[Task objective]
Pick out every line that holds the string "CADASTRE" and copy it.

## BEGIN

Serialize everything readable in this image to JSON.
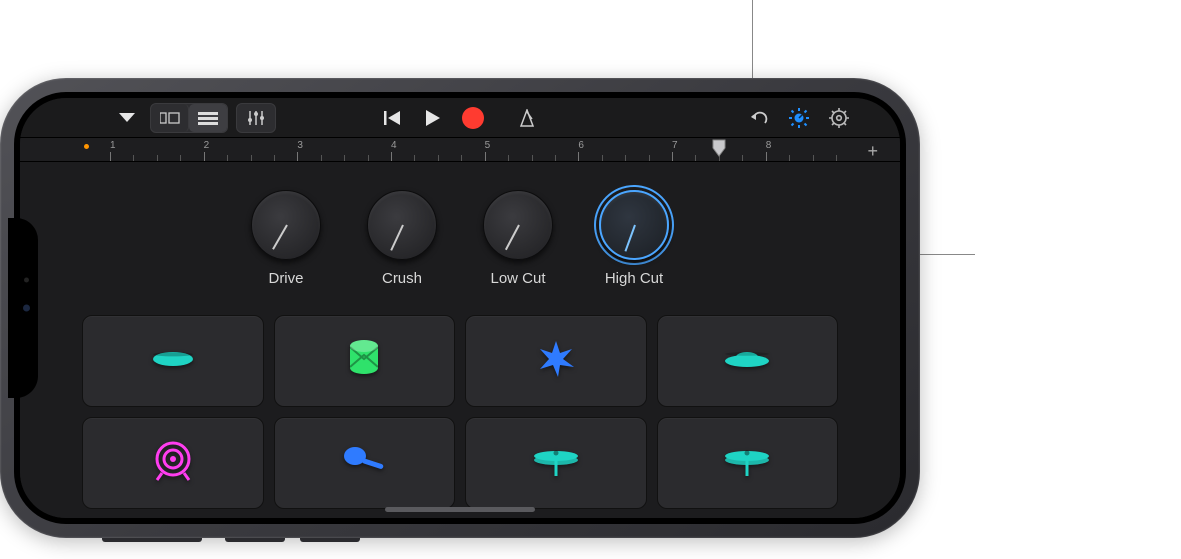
{
  "toolbar": {
    "menu_icon": "chevron-down",
    "view_grid_icon": "cells",
    "view_list_icon": "list",
    "mixer_icon": "sliders",
    "prev_icon": "previous",
    "play_icon": "play",
    "record_icon": "record",
    "metronome_icon": "metronome",
    "undo_icon": "undo",
    "fx_icon": "fx-dial",
    "settings_icon": "gear"
  },
  "ruler": {
    "bars": [
      1,
      2,
      3,
      4,
      5,
      6,
      7,
      8
    ],
    "playhead_bar": 7.5
  },
  "knobs": [
    {
      "label": "Drive",
      "active": false,
      "angle_deg": 30
    },
    {
      "label": "Crush",
      "active": false,
      "angle_deg": 25
    },
    {
      "label": "Low Cut",
      "active": false,
      "angle_deg": 28
    },
    {
      "label": "High Cut",
      "active": true,
      "angle_deg": 20
    }
  ],
  "pads": {
    "row1": [
      {
        "name": "lips",
        "color": "#1fd4c4"
      },
      {
        "name": "drum",
        "color": "#2fe26b"
      },
      {
        "name": "burst",
        "color": "#2f7bff"
      },
      {
        "name": "ufo",
        "color": "#1fd4c4"
      }
    ],
    "row2": [
      {
        "name": "gong",
        "color": "#ff3df0"
      },
      {
        "name": "maraca",
        "color": "#2f7bff"
      },
      {
        "name": "hihat",
        "color": "#1fd4c4"
      },
      {
        "name": "hihat",
        "color": "#1fd4c4"
      }
    ]
  },
  "colors": {
    "accent": "#1f8fff",
    "record": "#ff3b30"
  }
}
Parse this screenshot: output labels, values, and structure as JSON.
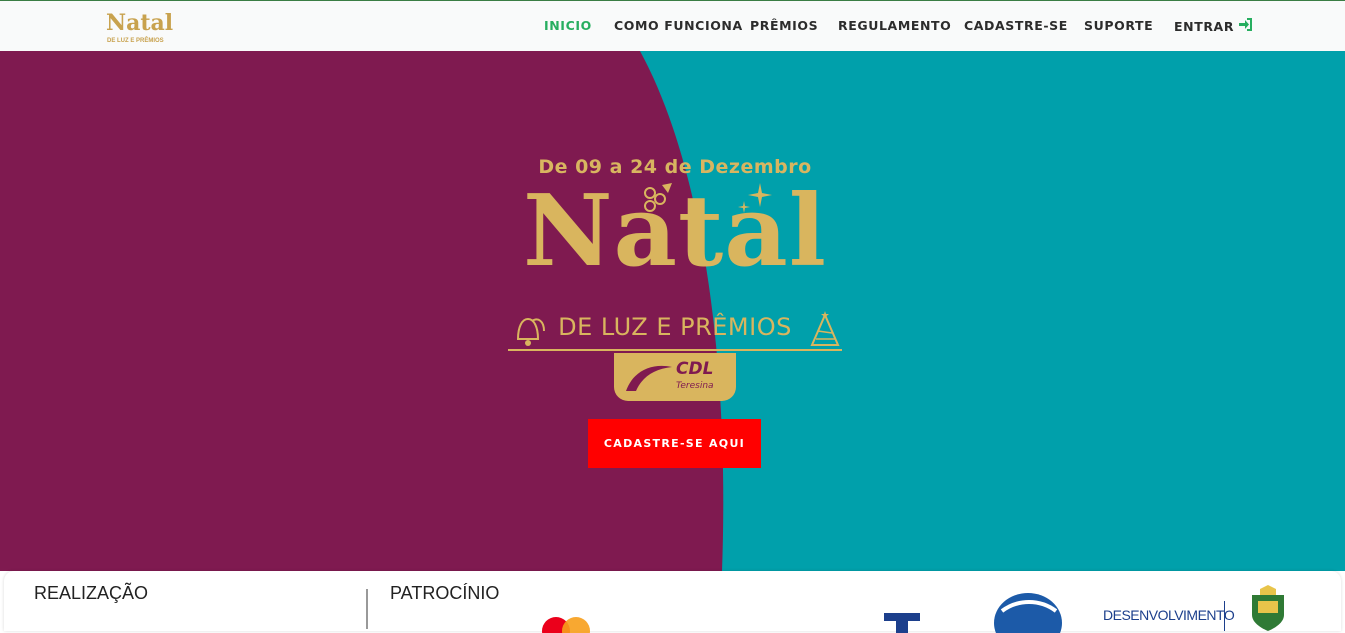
{
  "brand": {
    "logo_title": "Natal",
    "logo_subtitle": "DE LUZ E PRÊMIOS"
  },
  "nav": {
    "items": [
      {
        "label": "INICIO",
        "active": true
      },
      {
        "label": "COMO FUNCIONA",
        "active": false
      },
      {
        "label": "PRÊMIOS",
        "active": false
      },
      {
        "label": "REGULAMENTO",
        "active": false
      },
      {
        "label": "CADASTRE-SE",
        "active": false
      },
      {
        "label": "SUPORTE",
        "active": false
      },
      {
        "label": "ENTRAR",
        "active": false,
        "icon": "login-icon"
      }
    ]
  },
  "hero": {
    "date_text": "De 09 a 24 de Dezembro",
    "title": "Natal",
    "subtitle": "DE LUZ E PRÊMIOS",
    "cdl_name": "CDL",
    "cdl_city": "Teresina",
    "cta_label": "CADASTRE-SE AQUI"
  },
  "sponsors": {
    "realizacao_label": "REALIZAÇÃO",
    "patrocinio_label": "PATROCÍNIO",
    "partial_text": "DESENVOLVIMENTO"
  },
  "colors": {
    "hero_left": "#7f1a50",
    "hero_right": "#00a0ab",
    "gold": "#d9b55e",
    "active_nav": "#27ae60",
    "cta": "#ff0000"
  }
}
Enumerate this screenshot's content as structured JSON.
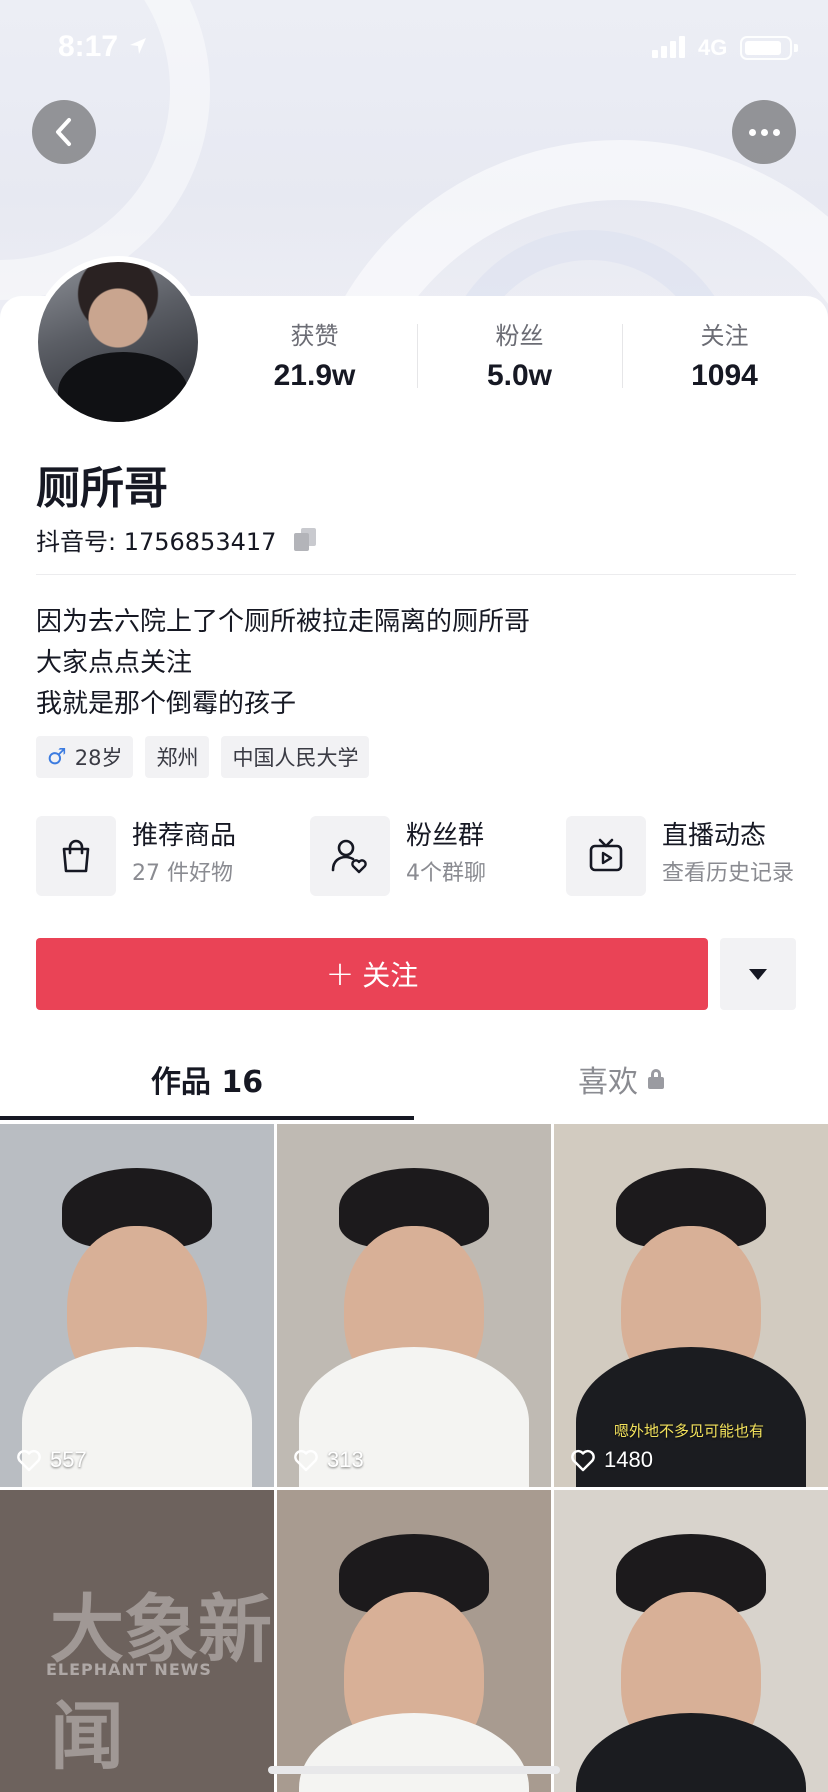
{
  "status_bar": {
    "time": "8:17",
    "network": "4G",
    "battery_level": 0.85,
    "signal_bars": 4
  },
  "profile": {
    "stats": [
      {
        "label": "获赞",
        "value": "21.9w"
      },
      {
        "label": "粉丝",
        "value": "5.0w"
      },
      {
        "label": "关注",
        "value": "1094"
      }
    ],
    "name": "厕所哥",
    "id_label": "抖音号: 1756853417",
    "bio_lines": [
      "因为去六院上了个厕所被拉走隔离的厕所哥",
      "大家点点关注",
      "我就是那个倒霉的孩子"
    ],
    "tags": {
      "age": "28岁",
      "city": "郑州",
      "school": "中国人民大学"
    }
  },
  "features": [
    {
      "icon": "shopping-bag-icon",
      "title": "推荐商品",
      "subtitle": "27 件好物"
    },
    {
      "icon": "fan-group-icon",
      "title": "粉丝群",
      "subtitle": "4个群聊"
    },
    {
      "icon": "live-replay-icon",
      "title": "直播动态",
      "subtitle": "查看历史记录"
    }
  ],
  "actions": {
    "follow_label": "关注"
  },
  "tabs": {
    "works": "作品 16",
    "likes": "喜欢"
  },
  "videos": [
    {
      "likes": "557",
      "shirt": "white",
      "bg": "#b9bdc2"
    },
    {
      "likes": "313",
      "shirt": "white",
      "bg": "#bfbab3"
    },
    {
      "likes": "1480",
      "shirt": "black",
      "bg": "#d2cbc0",
      "caption": "嗯外地不多见可能也有"
    },
    {
      "likes": "",
      "watermark": "大象新闻",
      "watermark_sub": "ELEPHANT NEWS",
      "bg": "#6d625d"
    },
    {
      "likes": "",
      "shirt": "white",
      "bg": "#a89b90"
    },
    {
      "likes": "",
      "shirt": "black",
      "bg": "#d8d3cc"
    }
  ]
}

## END

[The completed task]
        "label": "CADASTRE-SE",
    "cta_label": "CADASTRE-SE AQUI"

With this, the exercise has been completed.